*Short exercise*
List every line of the records below that contains the string "adjust".

= = = = =

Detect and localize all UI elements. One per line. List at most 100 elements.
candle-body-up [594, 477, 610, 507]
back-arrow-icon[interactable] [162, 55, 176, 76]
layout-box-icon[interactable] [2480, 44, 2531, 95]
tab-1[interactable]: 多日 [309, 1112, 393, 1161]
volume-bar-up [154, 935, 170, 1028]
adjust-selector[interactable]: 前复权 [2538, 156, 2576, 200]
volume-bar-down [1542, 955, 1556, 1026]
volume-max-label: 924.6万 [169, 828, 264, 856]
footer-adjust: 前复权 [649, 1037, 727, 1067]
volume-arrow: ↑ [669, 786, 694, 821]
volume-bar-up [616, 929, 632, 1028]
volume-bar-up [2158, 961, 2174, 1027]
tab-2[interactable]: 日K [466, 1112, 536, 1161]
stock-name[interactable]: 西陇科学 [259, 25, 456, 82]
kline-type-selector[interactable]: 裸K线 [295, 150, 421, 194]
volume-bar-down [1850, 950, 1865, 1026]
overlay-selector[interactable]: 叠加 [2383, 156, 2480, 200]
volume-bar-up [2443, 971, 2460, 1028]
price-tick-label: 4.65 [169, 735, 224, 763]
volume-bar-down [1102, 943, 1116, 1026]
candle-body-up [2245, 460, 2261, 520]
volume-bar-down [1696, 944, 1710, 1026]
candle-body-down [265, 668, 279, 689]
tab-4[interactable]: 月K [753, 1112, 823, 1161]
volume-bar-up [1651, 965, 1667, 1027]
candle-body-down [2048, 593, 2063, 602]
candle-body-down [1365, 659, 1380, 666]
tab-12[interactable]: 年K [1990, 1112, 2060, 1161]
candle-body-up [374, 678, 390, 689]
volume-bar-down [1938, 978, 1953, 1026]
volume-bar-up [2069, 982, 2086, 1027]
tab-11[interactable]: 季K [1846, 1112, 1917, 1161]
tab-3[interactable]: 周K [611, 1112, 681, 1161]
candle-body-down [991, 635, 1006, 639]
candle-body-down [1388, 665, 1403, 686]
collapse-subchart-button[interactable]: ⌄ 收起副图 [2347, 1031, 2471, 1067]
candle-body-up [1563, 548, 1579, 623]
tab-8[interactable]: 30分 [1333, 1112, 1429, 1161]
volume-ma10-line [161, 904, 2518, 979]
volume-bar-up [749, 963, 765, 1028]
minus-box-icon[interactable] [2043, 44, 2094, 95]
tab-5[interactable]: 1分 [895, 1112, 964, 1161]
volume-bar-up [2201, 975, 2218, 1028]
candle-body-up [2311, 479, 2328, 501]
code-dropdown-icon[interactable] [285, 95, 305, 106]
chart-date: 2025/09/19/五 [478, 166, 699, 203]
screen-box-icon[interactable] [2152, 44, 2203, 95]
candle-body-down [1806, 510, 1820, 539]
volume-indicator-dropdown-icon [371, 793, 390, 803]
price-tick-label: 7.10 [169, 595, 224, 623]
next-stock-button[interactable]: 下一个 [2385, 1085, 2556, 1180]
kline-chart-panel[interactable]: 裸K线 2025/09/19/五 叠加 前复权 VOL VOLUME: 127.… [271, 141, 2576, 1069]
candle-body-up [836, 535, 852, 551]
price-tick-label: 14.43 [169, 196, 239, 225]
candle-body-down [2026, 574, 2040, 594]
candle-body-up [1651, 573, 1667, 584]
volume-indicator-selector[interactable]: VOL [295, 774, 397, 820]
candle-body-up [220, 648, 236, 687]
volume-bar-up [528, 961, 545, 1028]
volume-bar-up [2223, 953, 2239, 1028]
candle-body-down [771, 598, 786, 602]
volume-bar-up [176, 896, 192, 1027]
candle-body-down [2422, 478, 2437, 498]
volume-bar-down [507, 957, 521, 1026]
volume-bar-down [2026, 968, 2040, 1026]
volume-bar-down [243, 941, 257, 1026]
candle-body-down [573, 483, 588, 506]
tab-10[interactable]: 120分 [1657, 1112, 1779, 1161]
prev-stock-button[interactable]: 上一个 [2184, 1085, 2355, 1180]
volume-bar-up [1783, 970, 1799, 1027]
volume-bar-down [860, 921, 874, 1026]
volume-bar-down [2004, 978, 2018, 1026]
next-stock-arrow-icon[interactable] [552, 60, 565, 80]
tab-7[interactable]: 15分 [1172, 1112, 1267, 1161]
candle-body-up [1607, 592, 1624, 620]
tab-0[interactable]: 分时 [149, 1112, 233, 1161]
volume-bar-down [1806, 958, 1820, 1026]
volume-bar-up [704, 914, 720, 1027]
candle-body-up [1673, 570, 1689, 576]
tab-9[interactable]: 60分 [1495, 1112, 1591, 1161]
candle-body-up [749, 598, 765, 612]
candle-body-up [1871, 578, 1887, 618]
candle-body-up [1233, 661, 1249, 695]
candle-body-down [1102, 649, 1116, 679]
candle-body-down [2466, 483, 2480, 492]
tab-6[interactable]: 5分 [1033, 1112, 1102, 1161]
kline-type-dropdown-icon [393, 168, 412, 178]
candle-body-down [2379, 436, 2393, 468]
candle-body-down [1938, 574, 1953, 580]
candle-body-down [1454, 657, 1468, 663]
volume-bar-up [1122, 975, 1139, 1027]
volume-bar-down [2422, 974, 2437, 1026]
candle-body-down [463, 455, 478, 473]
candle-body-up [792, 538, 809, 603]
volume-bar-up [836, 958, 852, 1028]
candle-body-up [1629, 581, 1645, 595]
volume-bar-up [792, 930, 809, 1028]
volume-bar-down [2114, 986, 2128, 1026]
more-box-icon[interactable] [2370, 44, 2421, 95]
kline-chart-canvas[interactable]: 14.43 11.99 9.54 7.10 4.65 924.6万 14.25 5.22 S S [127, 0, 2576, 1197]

= = = = =

*Response to the task*
adjust-selector[interactable]: 前复权 [2538, 156, 2576, 200]
footer-adjust: 前复权 [649, 1037, 727, 1067]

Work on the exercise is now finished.